— START Data supplied —

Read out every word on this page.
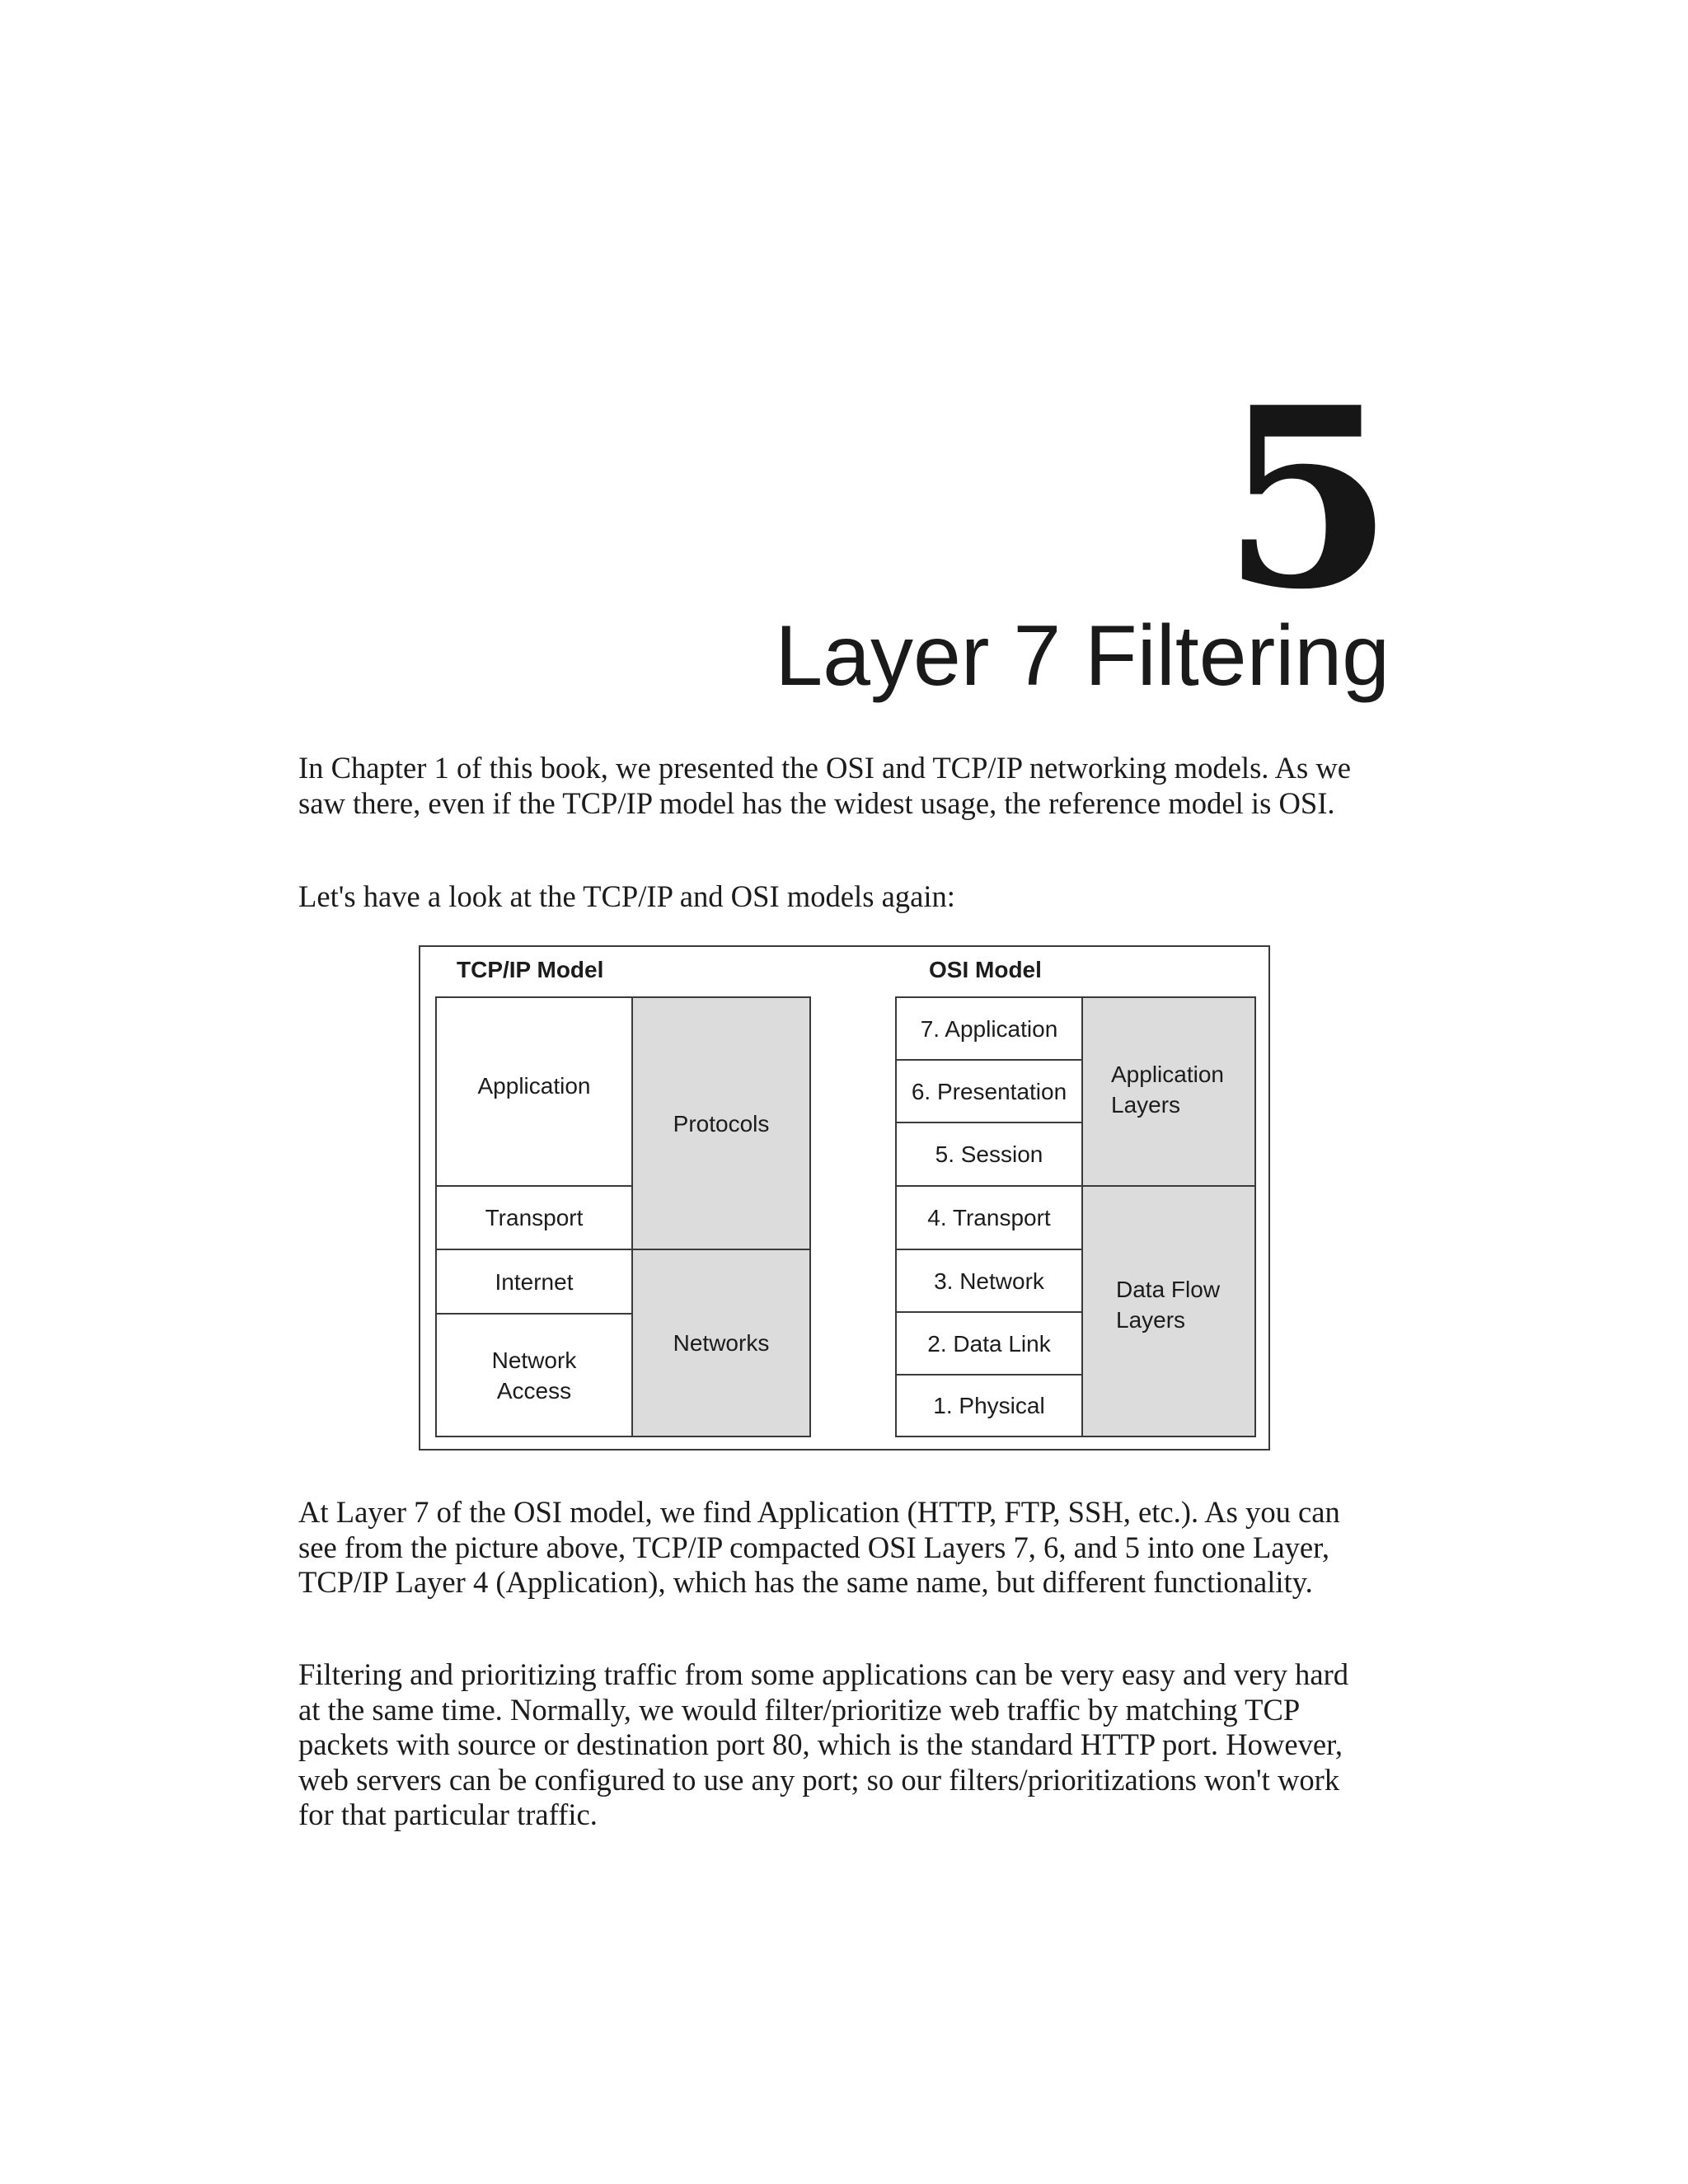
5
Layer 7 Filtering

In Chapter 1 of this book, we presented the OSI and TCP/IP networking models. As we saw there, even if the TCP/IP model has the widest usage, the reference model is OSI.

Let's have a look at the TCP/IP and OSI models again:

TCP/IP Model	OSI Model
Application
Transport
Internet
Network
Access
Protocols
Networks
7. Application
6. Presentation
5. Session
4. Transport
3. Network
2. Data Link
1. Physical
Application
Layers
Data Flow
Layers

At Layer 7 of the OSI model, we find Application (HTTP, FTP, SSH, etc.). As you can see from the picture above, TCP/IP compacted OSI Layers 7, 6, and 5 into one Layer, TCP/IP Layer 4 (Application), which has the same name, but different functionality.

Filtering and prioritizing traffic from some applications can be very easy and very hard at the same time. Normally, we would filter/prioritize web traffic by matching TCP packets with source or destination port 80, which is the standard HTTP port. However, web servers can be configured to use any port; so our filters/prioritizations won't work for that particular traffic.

— END Data supplied —

■ **What the exercise asks**
Reproduce the entries exactly. Do not carry over any picture.

■ **Written solution**
Read out every word on this page.
5
Layer 7 Filtering

In Chapter 1 of this book, we presented the OSI and TCP/IP networking models. As we saw there, even if the TCP/IP model has the widest usage, the reference model is OSI.

Let's have a look at the TCP/IP and OSI models again:

TCP/IP Model	OSI Model
Application
Transport
Internet
Network
Access
Protocols
Networks
7. Application
6. Presentation
5. Session
4. Transport
3. Network
2. Data Link
1. Physical
Application
Layers
Data Flow
Layers

At Layer 7 of the OSI model, we find Application (HTTP, FTP, SSH, etc.). As you can see from the picture above, TCP/IP compacted OSI Layers 7, 6, and 5 into one Layer, TCP/IP Layer 4 (Application), which has the same name, but different functionality.

Filtering and prioritizing traffic from some applications can be very easy and very hard at the same time. Normally, we would filter/prioritize web traffic by matching TCP packets with source or destination port 80, which is the standard HTTP port. However, web servers can be configured to use any port; so our filters/prioritizations won't work for that particular traffic.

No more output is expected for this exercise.